**Supplied passage**:
Spatial Intelligence: Visualizing the Physical World
Fei-Fei Li, a pioneer often dubbed the ‘Godmother of AI’, notes that Spatial Intelligence—which must grapple with the laws of physics—remains beyond the grasp of language models alone. The same, she suggests, is true for the even loftier goal of Artificial General Intelligence (AGI).
Recently, DeepSeek-OCR, launched by DeepSeek, highlighted this trend. Through an OCR-based visualization mechanism, the model renders text into images, performs contextual compression and logical verification visually, and then converts the result back into compressed text. This move from "1D text" to "2D visual compression" acknowledges that language has gaps that only non-verbal mediums can bridge.
The core innovation of DeepSeek-OCR lies in what might be termed "visual-as-compression" (Contexts Optical Compression):
• It can compress a 1,000-word document into approximately 100 visual tokens, achieving roughly a tenfold compression while maintaining about 97% accuracy;
• By rendering long text into images and extracting visual features, it alleviates computational and memory pressures faced by large language models when handling ultra-long contexts, opening up the possibility of "infinite context".
DeepSeek's Contexts Optical Compression approach suggests that the path to "infinite context" lies in looking at the world, not just reading about it. In other words, the current progress in AI suggests that intelligence's frontier extends well beyond prose.
From LLM to LMM: The Multimodal Evolution
The public still tends to conflate AI with the "Large Language Model" (LLM). But the frontier has already moved toward the "Large Multimodal Model" (LMM). These systems do not just read; they see, hear, and synthesise information across different modes.
The evolution of LLMs into multimodal systems is, in itself, a concession: it proves that the boundaries of intelligence are far wider than the lexicon.

**What this exercise asks**:
a) According to the passage on spatial intelligence, about how many visual tokens can DeepSeek-OCR compress a 1,000-word document into?
b) List every abbreviation that the passage on spatial intelligence introduces in parentheses after its full name, along with that full name.

**Raw data**:
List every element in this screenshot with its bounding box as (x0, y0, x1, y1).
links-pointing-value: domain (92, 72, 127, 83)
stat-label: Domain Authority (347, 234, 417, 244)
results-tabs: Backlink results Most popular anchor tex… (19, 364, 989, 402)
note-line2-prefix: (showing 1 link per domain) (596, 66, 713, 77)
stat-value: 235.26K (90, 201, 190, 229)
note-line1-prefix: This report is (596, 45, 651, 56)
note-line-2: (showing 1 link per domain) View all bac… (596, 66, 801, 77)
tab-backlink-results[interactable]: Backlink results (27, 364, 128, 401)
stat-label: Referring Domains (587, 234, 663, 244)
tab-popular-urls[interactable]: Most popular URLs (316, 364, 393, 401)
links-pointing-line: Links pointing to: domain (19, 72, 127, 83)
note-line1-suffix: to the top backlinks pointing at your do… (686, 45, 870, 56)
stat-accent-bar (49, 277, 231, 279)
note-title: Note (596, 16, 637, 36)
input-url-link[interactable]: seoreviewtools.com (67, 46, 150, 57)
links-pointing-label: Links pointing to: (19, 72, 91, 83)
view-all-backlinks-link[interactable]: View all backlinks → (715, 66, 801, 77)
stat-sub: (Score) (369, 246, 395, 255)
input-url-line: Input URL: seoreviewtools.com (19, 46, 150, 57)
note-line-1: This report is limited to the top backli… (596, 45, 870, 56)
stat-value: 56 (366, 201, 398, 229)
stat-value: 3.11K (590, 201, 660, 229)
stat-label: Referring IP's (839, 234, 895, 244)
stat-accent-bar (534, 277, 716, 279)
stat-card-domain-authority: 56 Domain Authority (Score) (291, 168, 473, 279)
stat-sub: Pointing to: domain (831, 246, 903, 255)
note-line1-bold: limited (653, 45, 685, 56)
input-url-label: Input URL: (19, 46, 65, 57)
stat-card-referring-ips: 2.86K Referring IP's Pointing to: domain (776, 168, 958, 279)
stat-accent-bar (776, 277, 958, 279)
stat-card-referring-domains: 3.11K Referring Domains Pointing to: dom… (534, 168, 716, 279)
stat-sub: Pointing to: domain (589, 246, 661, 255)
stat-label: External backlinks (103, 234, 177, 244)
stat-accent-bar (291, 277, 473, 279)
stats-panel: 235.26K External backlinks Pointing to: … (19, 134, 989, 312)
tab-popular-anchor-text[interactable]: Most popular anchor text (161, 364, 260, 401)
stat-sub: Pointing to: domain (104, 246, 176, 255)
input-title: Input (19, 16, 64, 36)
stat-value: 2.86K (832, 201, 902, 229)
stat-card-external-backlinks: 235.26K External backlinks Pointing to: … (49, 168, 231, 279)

**Solved problems**:
a) Approximately 100 visual tokens.

b) Artificial General Intelligence (AGI); Large Language Model (LLM); Large Multimodal Model (LMM)